Stated problem: Copy every line of the data that contains the string "Горячкина".

Dataset extract:
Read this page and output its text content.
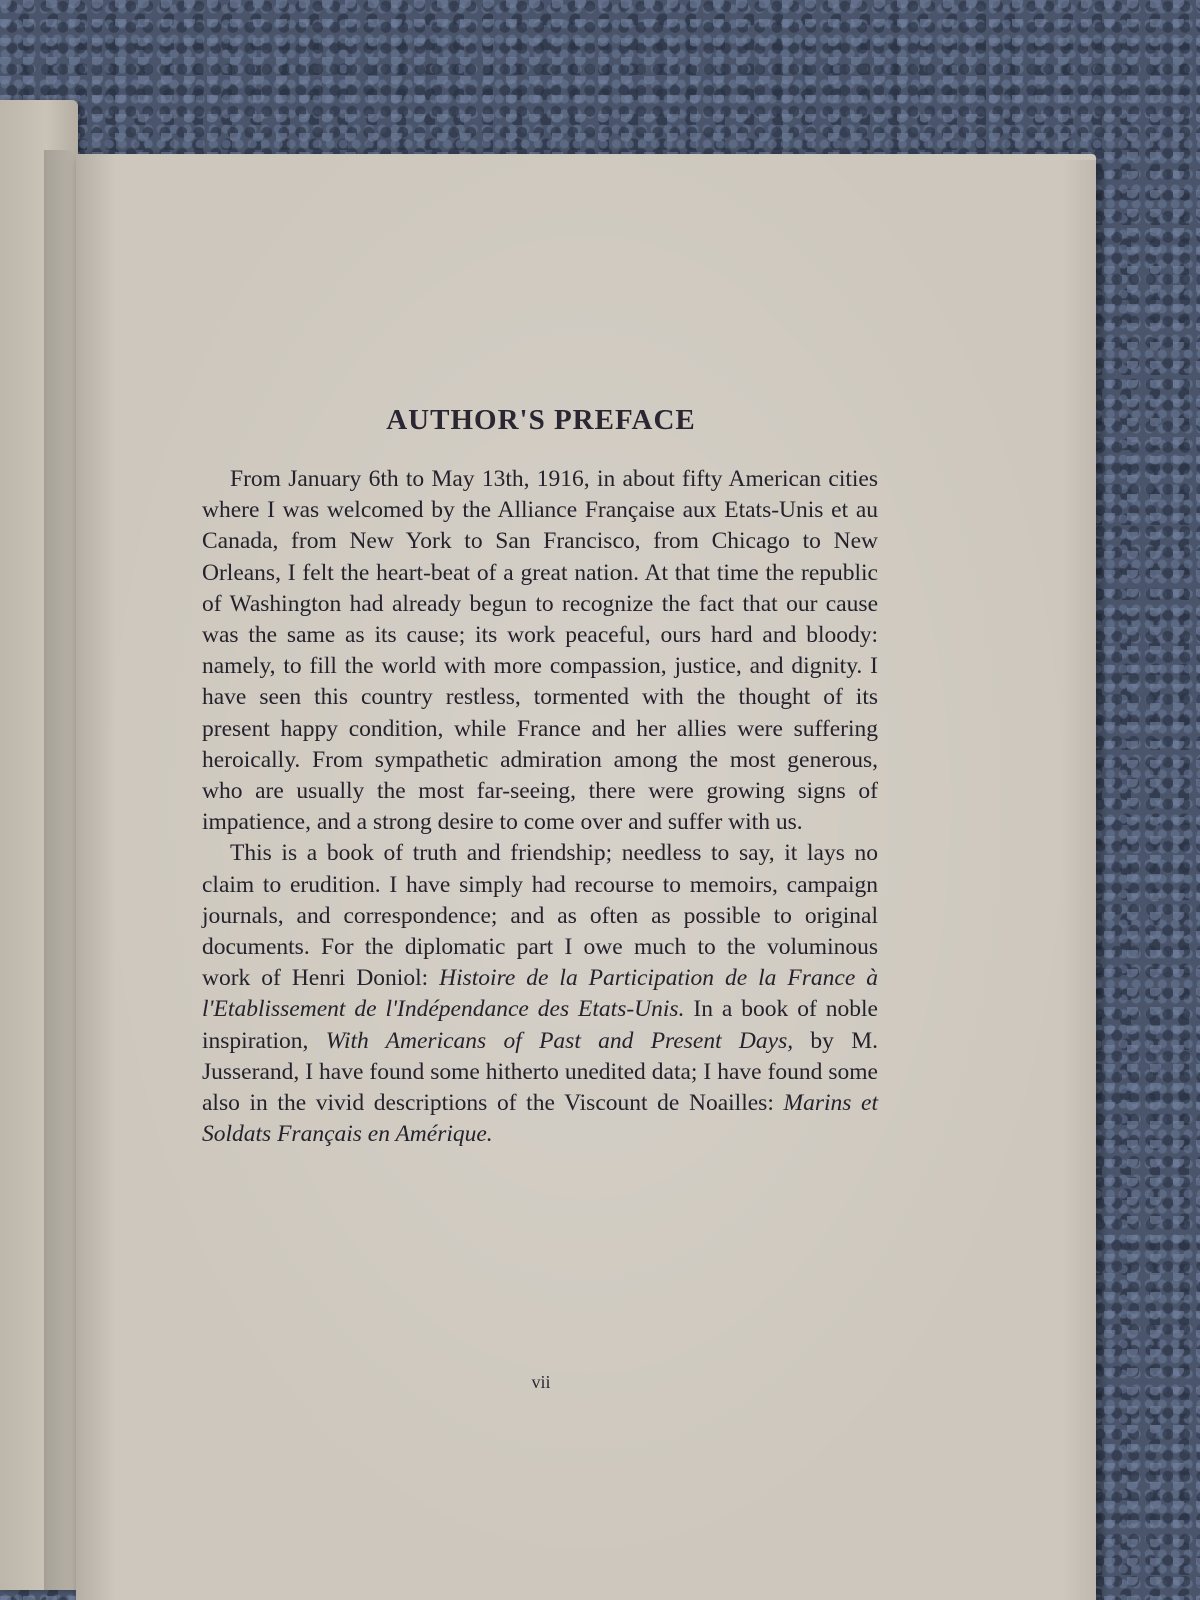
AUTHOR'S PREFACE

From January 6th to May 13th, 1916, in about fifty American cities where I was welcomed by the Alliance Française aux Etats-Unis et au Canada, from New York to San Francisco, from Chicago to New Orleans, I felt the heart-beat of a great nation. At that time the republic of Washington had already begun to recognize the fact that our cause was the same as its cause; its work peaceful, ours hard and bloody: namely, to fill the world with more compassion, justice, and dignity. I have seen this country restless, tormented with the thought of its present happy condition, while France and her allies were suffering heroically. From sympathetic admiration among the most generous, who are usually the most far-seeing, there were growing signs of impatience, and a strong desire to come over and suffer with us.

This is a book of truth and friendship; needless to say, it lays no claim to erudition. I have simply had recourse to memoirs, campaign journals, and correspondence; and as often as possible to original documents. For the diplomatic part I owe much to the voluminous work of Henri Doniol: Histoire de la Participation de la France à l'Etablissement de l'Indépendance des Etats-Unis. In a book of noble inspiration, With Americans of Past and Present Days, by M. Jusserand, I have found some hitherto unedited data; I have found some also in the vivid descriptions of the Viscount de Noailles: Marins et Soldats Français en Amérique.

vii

--

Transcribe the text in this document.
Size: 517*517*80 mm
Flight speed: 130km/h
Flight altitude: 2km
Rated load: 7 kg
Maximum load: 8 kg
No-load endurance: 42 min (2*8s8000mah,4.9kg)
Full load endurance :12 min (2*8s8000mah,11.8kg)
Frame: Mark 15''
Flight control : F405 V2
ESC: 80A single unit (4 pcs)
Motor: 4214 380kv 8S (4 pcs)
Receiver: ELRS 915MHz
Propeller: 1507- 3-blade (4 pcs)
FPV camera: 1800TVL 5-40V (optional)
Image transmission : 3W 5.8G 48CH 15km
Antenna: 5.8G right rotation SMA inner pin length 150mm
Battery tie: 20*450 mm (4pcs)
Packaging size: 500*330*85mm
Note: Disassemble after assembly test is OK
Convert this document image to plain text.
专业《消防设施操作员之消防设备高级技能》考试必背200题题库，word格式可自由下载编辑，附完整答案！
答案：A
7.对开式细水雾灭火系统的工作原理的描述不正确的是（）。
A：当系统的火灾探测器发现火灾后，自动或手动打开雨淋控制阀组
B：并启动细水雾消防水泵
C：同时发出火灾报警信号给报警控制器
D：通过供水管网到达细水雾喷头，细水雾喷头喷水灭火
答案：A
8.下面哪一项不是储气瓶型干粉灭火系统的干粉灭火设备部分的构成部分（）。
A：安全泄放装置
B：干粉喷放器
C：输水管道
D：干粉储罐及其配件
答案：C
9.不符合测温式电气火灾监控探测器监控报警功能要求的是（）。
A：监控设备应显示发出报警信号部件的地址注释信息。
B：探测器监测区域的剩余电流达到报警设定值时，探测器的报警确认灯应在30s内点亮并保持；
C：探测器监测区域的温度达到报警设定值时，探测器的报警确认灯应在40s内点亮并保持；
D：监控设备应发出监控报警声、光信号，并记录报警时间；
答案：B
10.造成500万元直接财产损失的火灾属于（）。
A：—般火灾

...

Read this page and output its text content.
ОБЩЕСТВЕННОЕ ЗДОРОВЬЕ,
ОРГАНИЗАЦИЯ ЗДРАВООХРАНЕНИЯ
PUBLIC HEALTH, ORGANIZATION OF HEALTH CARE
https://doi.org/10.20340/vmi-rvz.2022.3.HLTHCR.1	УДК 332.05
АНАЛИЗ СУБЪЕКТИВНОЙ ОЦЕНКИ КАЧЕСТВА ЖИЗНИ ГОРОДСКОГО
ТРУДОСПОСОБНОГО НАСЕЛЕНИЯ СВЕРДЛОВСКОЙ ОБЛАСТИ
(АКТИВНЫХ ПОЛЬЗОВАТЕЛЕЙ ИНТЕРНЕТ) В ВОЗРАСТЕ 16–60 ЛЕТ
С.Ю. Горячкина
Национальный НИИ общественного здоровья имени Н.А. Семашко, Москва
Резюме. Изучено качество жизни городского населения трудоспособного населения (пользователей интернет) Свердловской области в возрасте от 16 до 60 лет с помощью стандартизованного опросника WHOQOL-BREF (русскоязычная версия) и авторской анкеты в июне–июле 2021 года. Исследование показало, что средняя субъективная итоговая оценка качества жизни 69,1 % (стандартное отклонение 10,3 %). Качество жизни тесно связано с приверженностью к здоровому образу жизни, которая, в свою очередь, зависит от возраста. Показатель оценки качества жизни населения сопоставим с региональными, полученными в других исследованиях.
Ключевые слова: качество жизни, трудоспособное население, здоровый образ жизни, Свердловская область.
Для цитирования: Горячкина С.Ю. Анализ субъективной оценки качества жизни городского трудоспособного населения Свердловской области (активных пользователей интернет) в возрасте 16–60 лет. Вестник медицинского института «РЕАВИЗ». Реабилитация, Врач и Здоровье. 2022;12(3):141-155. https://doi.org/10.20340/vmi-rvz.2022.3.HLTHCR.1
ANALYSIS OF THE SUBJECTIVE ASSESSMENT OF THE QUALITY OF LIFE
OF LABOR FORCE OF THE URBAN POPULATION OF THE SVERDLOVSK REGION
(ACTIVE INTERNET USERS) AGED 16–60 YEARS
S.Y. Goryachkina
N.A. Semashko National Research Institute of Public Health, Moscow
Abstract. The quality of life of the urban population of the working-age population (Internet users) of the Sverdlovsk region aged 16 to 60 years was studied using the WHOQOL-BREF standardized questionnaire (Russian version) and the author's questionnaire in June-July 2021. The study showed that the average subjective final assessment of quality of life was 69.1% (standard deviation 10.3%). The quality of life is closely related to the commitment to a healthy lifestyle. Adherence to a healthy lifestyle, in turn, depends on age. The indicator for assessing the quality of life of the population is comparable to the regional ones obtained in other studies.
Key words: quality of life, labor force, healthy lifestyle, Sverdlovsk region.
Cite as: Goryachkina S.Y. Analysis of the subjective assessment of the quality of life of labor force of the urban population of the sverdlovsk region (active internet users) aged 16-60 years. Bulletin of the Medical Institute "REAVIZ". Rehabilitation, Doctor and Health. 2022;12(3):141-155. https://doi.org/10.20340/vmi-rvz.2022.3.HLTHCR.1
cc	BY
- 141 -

Full solution:
С.Ю. Горячкина
Для цитирования: Горячкина С.Ю. Анализ субъективной оценки качества жизни городского трудоспособного населения Свердловской области (активных пользователей интернет) в возрасте 16–60 лет. Вестник медицинского института «РЕАВИЗ». Реабилитация, Врач и Здоровье. 2022;12(3):141-155. https://doi.org/10.20340/vmi-rvz.2022.3.HLTHCR.1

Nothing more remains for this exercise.